• DIRECTIONS:
Look through the material and tally each line bearing the word "Nein". Give only the total.

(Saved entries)
--- START ---
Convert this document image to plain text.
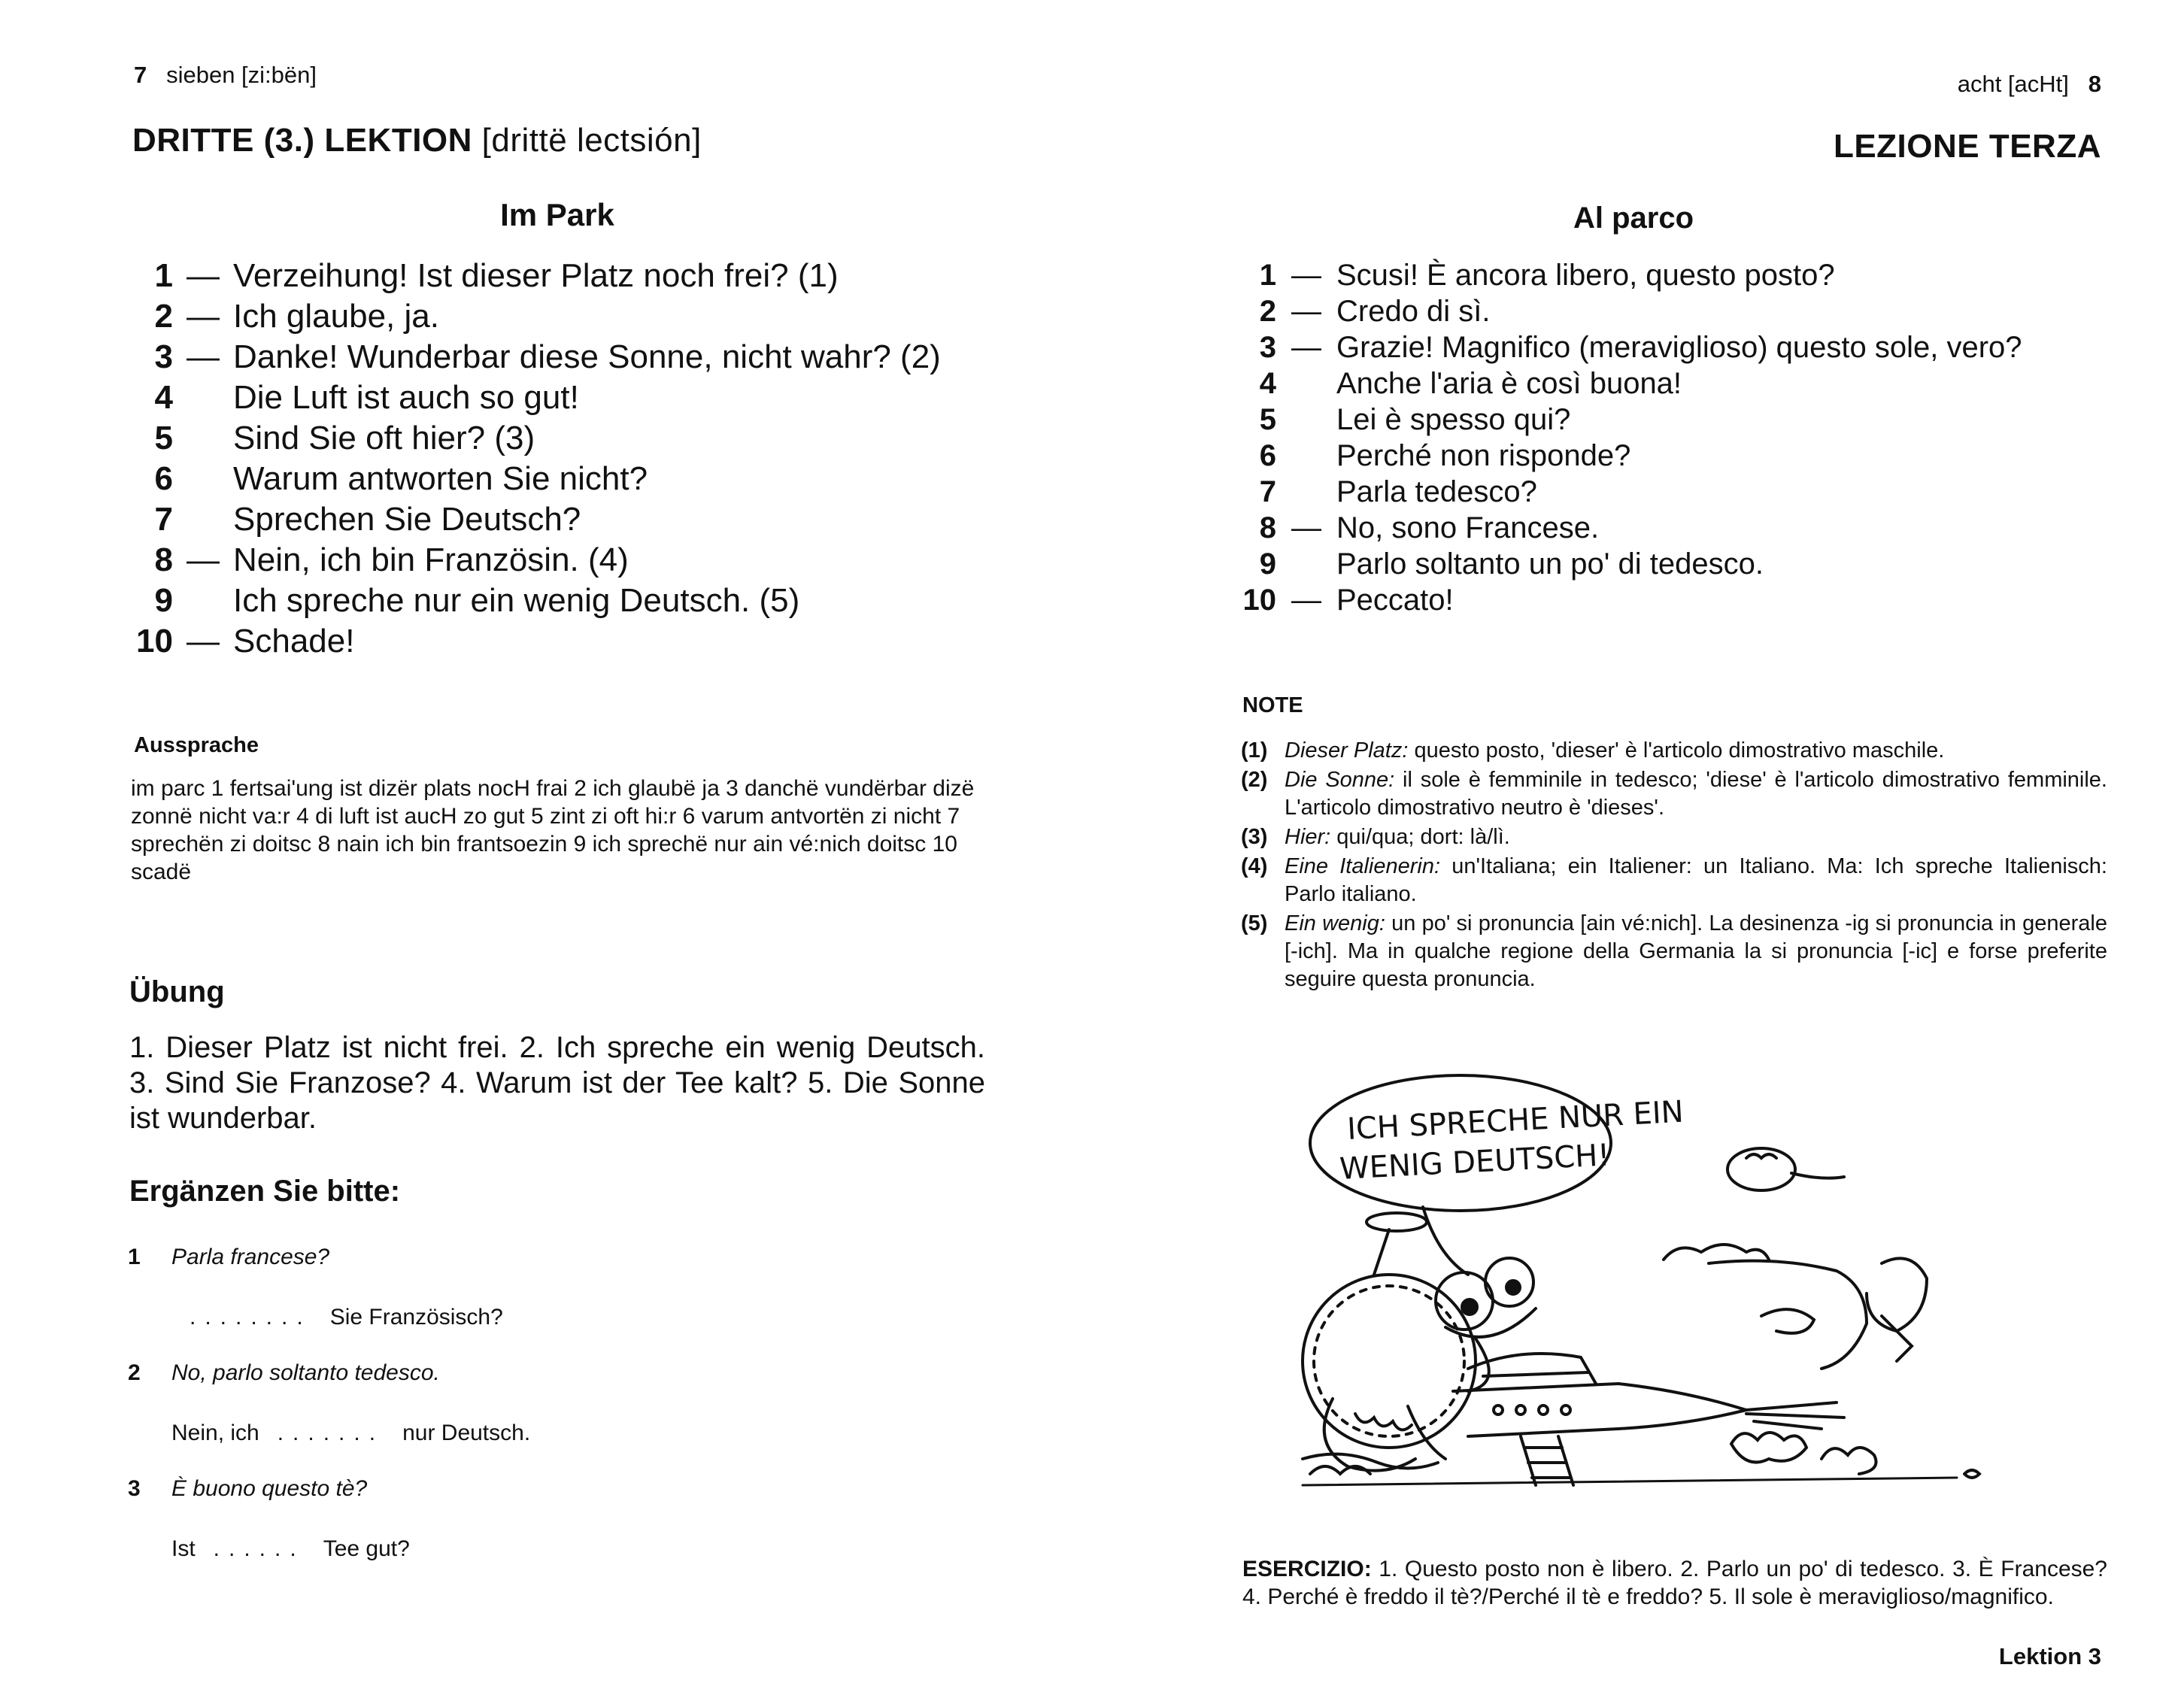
7 sieben [zi:bën]
DRITTE (3.) LEKTION [drittë lectsión]
Im Park
1 — Verzeihung! Ist dieser Platz noch frei? (1)
2 — Ich glaube, ja.
3 — Danke! Wunderbar diese Sonne, nicht wahr? (2)
4 Die Luft ist auch so gut!
5 Sind Sie oft hier? (3)
6 Warum antworten Sie nicht?
7 Sprechen Sie Deutsch?
8 — Nein, ich bin Französin. (4)
9 Ich spreche nur ein wenig Deutsch. (5)
10 — Schade!
Aussprache
im parc 1 fertsai'ung ist dizër plats nocH frai 2 ich glaubë ja 3 danchë vundërbar dizë zonnë nicht va:r 4 di luft ist aucH zo gut 5 zint zi oft hi:r 6 varum antvortën zi nicht 7 sprechën zi doitsc 8 nain ich bin frantsoezin 9 ich sprechë nur ain vé:nich doitsc 10 scadë
Übung
1. Dieser Platz ist nicht frei. 2. Ich spreche ein wenig Deutsch. 3. Sind Sie Franzose? 4. Warum ist der Tee kalt? 5. Die Sonne ist wunderbar.
Ergänzen Sie bitte:
1	Parla francese?
........ Sie Französisch?
2	No, parlo soltanto tedesco.
Nein, ich ....... nur Deutsch.
3	È buono questo tè?
Ist ...... Tee gut?
acht [acHt] 8
LEZIONE TERZA
Al parco
1 — Scusi! È ancora libero, questo posto?
2 — Credo di sì.
3 — Grazie! Magnifico (meraviglioso) questo sole, vero?
4 Anche l'aria è così buona!
5 Lei è spesso qui?
6 Perché non risponde?
7 Parla tedesco?
8 — No, sono Francese.
9 Parlo soltanto un po' di tedesco.
10 — Peccato!
NOTE
(1) Dieser Platz: questo posto, 'dieser' è l'articolo dimostrativo maschile.
(2) Die Sonne: il sole è femminile in tedesco; 'diese' è l'articolo dimostrativo femminile. L'articolo dimostrativo neutro è 'dieses'.
(3) Hier: qui/qua; dort: là/lì.
(4) Eine Italienerin: un'Italiana; ein Italiener: un Italiano. Ma: Ich spreche Italienisch: Parlo italiano.
(5) Ein wenig: un po' si pronuncia [ain vé:nich]. La desinenza -ig si pronuncia in generale [-ich]. Ma in qualche regione della Germania la si pronuncia [-ic] e forse preferite seguire questa pronuncia.
ICH SPRECHE NUR EIN
WENIG DEUTSCH!
ESERCIZIO: 1. Questo posto non è libero. 2. Parlo un po' di tedesco. 3. È Francese? 4. Perché è freddo il tè?/Perché il tè e freddo? 5. Il sole è meraviglioso/magnifico.
Lektion 3
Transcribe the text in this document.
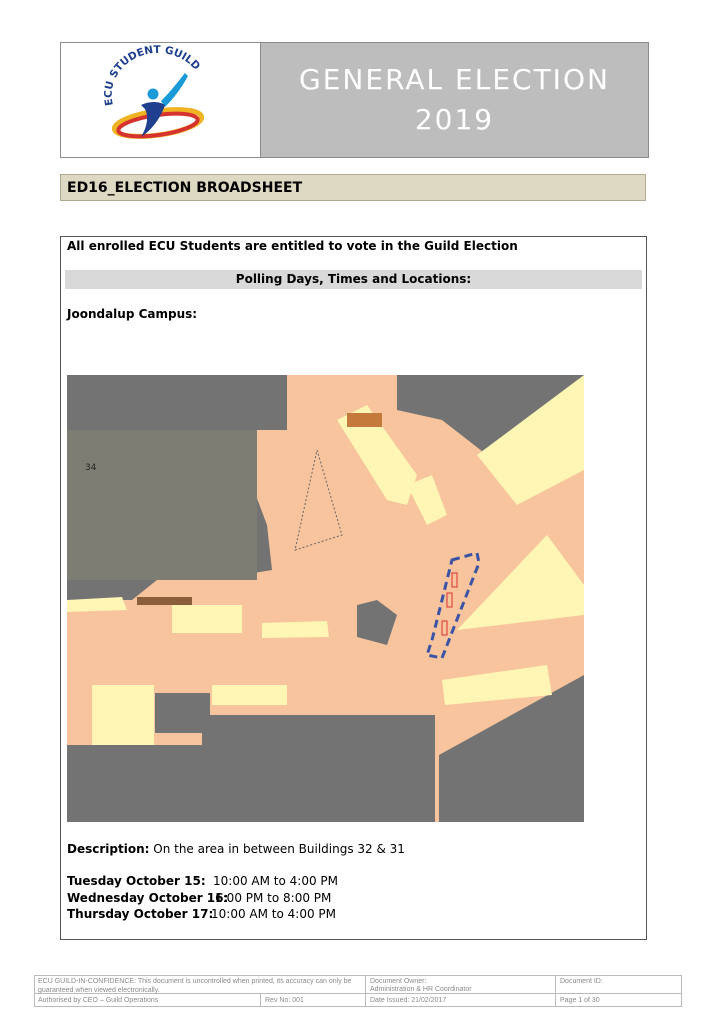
ECU STUDENT GUILD	GENERAL ELECTION
2019
ED16_ELECTION BROADSHEET
All enrolled ECU Students are entitled to vote in the Guild Election
Polling Days, Times and Locations:
Joondalup Campus:
34
Description: On the area in between Buildings 32 & 31
Tuesday October 15: 10:00 AM to 4:00 PM
Wednesday October 16:
1:00 PM to 8:00 PM
Thursday October 17:
10:00 AM to 4:00 PM
ECU GUILD-IN-CONFIDENCE: This document is uncontrolled when printed, its accuracy can only be guaranteed when viewed electronically.
Document Owner:
Administration & HR Coordinator
Document ID:
Authorised by CEO – Guild Operations	Rev No: 001	Date Issued: 21/02/2017	Page 1 of 30
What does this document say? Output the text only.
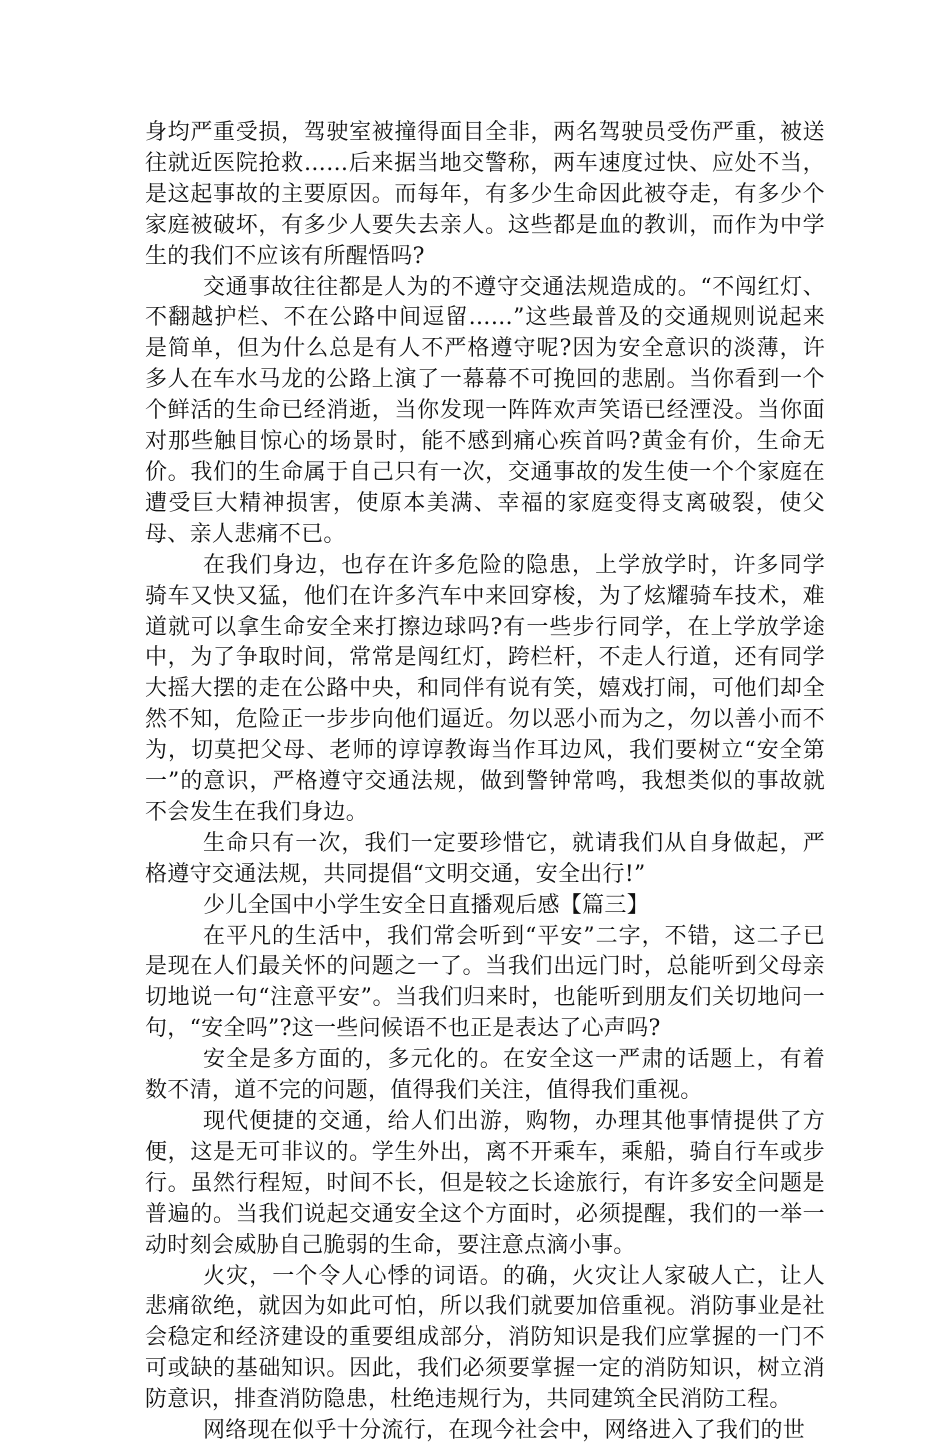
身均严重受损，驾驶室被撞得面目全非，两名驾驶员受伤严重，被送往就近医院抢救……后来据当地交警称，两车速度过快、应处不当，是这起事故的主要原因。而每年，有多少生命因此被夺走，有多少个家庭被破坏，有多少人要失去亲人。这些都是血的教训，而作为中学生的我们不应该有所醒悟吗?

交通事故往往都是人为的不遵守交通法规造成的。“不闯红灯、不翻越护栏、不在公路中间逗留……”这些最普及的交通规则说起来是简单，但为什么总是有人不严格遵守呢?因为安全意识的淡薄，许多人在车水马龙的公路上演了一幕幕不可挽回的悲剧。当你看到一个个鲜活的生命已经消逝，当你发现一阵阵欢声笑语已经湮没。当你面对那些触目惊心的场景时，能不感到痛心疾首吗?黄金有价，生命无价。我们的生命属于自己只有一次，交通事故的发生使一个个家庭在遭受巨大精神损害，使原本美满、幸福的家庭变得支离破裂，使父母、亲人悲痛不已。

在我们身边，也存在许多危险的隐患，上学放学时，许多同学骑车又快又猛，他们在许多汽车中来回穿梭，为了炫耀骑车技术，难道就可以拿生命安全来打擦边球吗?有一些步行同学，在上学放学途中，为了争取时间，常常是闯红灯，跨栏杆，不走人行道，还有同学大摇大摆的走在公路中央，和同伴有说有笑，嬉戏打闹，可他们却全然不知，危险正一步步向他们逼近。勿以恶小而为之，勿以善小而不为，切莫把父母、老师的谆谆教诲当作耳边风，我们要树立“安全第一”的意识，严格遵守交通法规，做到警钟常鸣，我想类似的事故就不会发生在我们身边。

生命只有一次，我们一定要珍惜它，就请我们从自身做起，严格遵守交通法规，共同提倡“文明交通，安全出行!”

少儿全国中小学生安全日直播观后感【篇三】

在平凡的生活中，我们常会听到“平安”二字，不错，这二子已是现在人们最关怀的问题之一了。当我们出远门时，总能听到父母亲切地说一句“注意平安”。当我们归来时，也能听到朋友们关切地问一句，“安全吗”?这一些问候语不也正是表达了心声吗?

安全是多方面的，多元化的。在安全这一严肃的话题上，有着数不清，道不完的问题，值得我们关注，值得我们重视。

现代便捷的交通，给人们出游，购物，办理其他事情提供了方便，这是无可非议的。学生外出，离不开乘车，乘船，骑自行车或步行。虽然行程短，时间不长，但是较之长途旅行，有许多安全问题是普遍的。当我们说起交通安全这个方面时，必须提醒，我们的一举一动时刻会威胁自己脆弱的生命，要注意点滴小事。

火灾，一个令人心悸的词语。的确，火灾让人家破人亡，让人悲痛欲绝，就因为如此可怕，所以我们就要加倍重视。消防事业是社会稳定和经济建设的重要组成部分，消防知识是我们应掌握的一门不可或缺的基础知识。因此，我们必须要掌握一定的消防知识，树立消防意识，排查消防隐患，杜绝违规行为，共同建筑全民消防工程。

网络现在似乎十分流行，在现今社会中，网络进入了我们的世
--- END ---
• SOLUTION BELOW:
2